◆ EXERCISE INPUT
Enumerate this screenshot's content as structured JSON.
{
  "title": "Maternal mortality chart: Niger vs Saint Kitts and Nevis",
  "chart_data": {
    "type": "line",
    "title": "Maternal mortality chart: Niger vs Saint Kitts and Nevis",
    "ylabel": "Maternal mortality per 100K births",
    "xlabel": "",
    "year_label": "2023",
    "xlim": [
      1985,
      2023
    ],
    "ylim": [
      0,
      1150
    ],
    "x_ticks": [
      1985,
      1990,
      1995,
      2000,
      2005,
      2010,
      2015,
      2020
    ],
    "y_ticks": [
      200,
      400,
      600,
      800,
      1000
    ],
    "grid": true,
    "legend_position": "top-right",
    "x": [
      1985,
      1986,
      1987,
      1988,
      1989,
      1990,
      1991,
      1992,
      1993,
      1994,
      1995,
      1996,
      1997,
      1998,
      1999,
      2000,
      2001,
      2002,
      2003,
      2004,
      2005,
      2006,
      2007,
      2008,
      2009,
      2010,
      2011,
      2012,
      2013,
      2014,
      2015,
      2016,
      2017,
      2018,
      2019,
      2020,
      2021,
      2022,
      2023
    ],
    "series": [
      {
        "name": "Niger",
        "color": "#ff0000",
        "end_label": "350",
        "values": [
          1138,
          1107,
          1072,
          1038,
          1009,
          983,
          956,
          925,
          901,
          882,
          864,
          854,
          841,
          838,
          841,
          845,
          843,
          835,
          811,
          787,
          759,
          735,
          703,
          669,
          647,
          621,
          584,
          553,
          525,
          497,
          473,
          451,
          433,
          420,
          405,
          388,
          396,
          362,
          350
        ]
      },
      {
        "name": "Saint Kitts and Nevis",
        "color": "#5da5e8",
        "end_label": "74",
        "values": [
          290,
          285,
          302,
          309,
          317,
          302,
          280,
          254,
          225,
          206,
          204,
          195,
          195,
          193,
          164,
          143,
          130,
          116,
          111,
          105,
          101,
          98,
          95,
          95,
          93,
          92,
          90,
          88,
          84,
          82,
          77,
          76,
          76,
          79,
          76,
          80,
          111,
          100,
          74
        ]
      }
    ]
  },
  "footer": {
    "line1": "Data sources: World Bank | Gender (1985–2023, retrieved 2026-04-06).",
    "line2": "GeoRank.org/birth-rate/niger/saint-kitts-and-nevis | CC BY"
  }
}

...

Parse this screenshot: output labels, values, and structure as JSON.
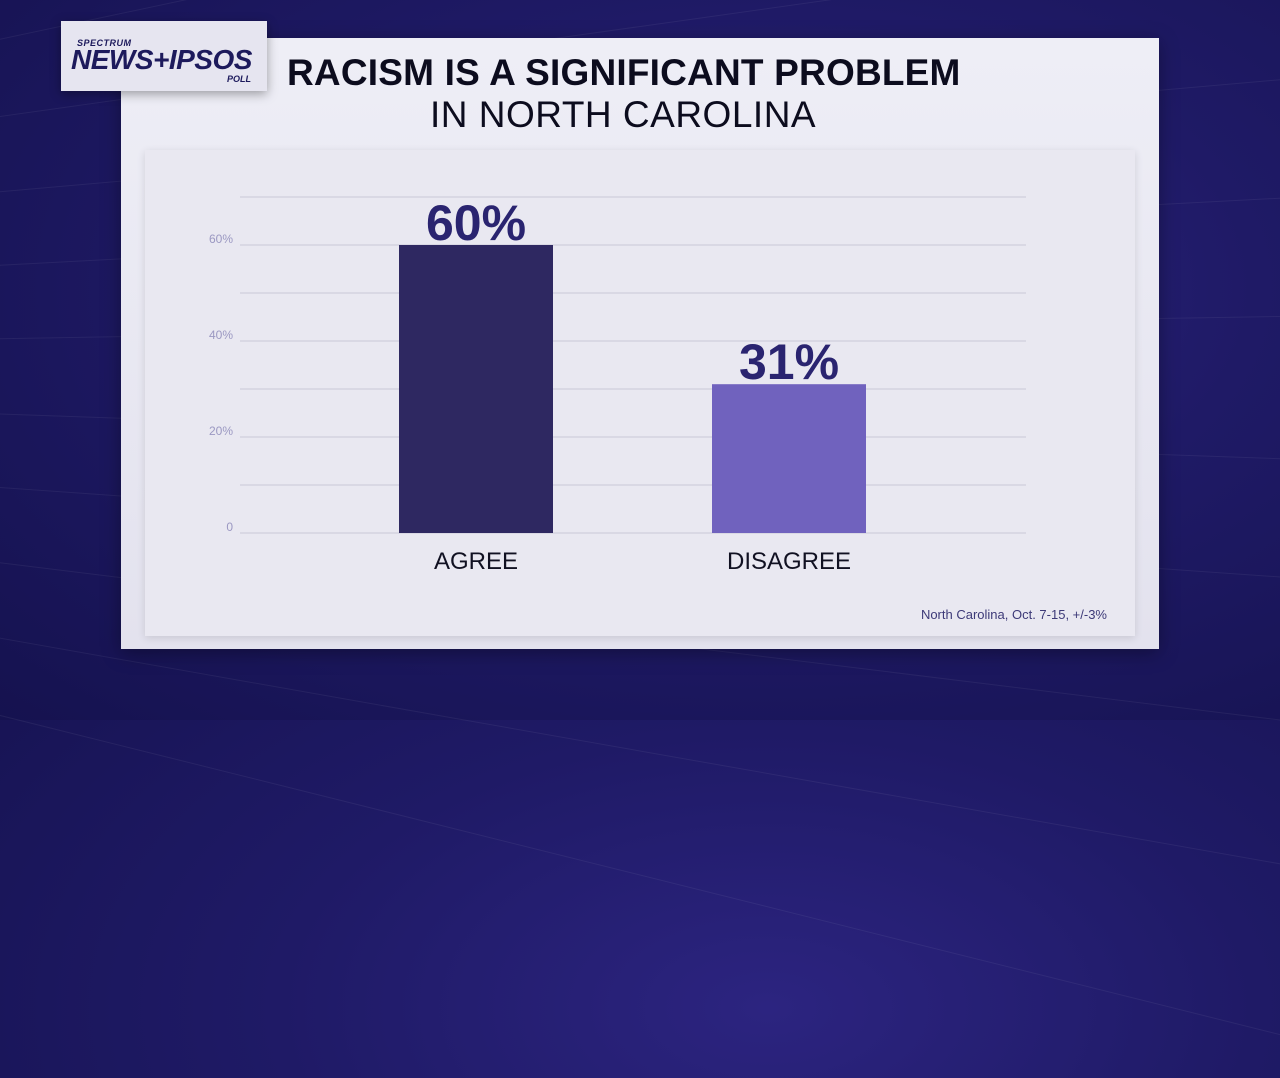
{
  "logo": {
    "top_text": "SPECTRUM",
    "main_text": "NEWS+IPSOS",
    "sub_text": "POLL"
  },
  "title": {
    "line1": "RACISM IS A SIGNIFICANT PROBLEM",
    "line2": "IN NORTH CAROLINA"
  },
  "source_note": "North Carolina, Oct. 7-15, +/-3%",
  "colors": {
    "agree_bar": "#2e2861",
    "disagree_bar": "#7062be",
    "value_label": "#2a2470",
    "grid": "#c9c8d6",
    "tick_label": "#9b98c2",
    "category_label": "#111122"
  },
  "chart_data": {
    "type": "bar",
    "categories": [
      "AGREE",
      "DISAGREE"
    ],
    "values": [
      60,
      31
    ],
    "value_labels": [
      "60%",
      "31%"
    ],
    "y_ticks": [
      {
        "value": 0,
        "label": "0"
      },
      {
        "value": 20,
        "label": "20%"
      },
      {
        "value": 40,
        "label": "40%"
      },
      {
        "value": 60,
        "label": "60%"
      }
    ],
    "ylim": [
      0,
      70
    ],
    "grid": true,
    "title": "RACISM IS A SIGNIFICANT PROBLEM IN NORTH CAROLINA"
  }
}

◆ EXERCISE OBJECTIVE
Search the records for the word "name". Copy every line that has it.

◆ FULL ANSWER
        "name": "Niger",
        "name": "Saint Kitts and Nevis",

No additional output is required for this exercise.